-- Start Data entries --
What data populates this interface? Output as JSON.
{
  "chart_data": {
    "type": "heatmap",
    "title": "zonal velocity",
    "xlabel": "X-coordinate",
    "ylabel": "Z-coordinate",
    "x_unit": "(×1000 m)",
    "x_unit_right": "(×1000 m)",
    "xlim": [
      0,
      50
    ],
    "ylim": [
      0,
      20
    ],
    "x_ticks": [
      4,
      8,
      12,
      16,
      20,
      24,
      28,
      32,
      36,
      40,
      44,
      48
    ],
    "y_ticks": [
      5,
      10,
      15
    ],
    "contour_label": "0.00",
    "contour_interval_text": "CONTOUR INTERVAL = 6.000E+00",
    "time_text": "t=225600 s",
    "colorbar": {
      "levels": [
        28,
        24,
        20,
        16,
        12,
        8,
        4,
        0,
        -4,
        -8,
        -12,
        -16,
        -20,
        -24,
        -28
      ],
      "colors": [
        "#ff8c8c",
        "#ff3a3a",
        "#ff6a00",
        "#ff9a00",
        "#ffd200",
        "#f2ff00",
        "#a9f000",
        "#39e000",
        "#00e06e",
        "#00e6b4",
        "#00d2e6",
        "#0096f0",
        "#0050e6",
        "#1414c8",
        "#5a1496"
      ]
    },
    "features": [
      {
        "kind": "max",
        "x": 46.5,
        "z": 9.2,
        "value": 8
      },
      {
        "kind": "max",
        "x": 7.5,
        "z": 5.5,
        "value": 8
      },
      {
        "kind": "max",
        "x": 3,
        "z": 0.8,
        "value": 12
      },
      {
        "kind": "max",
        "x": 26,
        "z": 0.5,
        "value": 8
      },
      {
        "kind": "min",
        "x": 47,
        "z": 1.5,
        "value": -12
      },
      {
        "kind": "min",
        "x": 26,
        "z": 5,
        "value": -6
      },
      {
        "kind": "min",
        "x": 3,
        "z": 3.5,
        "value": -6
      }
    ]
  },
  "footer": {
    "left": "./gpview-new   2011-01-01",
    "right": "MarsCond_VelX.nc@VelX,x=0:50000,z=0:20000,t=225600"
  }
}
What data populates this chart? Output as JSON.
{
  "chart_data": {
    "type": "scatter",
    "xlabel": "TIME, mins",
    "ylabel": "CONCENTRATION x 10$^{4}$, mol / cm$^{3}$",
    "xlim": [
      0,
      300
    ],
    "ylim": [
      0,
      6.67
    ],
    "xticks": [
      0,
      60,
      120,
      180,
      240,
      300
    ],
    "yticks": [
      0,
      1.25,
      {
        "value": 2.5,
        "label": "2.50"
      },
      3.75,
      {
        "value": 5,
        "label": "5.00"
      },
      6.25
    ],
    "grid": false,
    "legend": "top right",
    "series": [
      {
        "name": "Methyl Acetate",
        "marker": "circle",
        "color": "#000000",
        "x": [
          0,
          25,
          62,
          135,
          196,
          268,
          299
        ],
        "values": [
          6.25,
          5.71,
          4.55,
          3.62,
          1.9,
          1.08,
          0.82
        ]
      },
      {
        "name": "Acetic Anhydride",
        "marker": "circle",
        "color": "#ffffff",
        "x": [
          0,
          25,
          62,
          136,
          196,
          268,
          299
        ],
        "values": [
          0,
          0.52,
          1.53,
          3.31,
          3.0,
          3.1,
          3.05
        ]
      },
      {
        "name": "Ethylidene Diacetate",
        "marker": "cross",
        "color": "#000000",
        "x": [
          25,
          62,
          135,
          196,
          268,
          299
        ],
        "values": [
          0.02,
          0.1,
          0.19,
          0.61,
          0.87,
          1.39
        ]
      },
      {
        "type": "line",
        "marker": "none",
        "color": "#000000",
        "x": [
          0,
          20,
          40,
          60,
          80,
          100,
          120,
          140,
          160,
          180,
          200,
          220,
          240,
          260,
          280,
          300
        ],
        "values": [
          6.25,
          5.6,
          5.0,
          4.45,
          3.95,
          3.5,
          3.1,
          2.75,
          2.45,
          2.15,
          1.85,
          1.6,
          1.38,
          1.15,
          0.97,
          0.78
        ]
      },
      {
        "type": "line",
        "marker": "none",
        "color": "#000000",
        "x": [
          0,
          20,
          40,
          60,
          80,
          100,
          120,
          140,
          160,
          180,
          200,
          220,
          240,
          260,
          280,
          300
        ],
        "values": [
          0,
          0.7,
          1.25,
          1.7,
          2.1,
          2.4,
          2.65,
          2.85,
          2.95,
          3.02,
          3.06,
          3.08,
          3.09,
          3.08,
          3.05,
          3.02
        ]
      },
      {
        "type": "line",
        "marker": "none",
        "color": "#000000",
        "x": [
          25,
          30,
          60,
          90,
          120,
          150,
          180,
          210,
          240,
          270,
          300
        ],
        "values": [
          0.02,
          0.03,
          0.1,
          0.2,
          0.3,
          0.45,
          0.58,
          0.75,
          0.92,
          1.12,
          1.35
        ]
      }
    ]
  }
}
-- End Data entries --
**What this task involves:**
Provide only the number of lines in the entries that hold the word "xlabel".

**Solution to this problem:**
2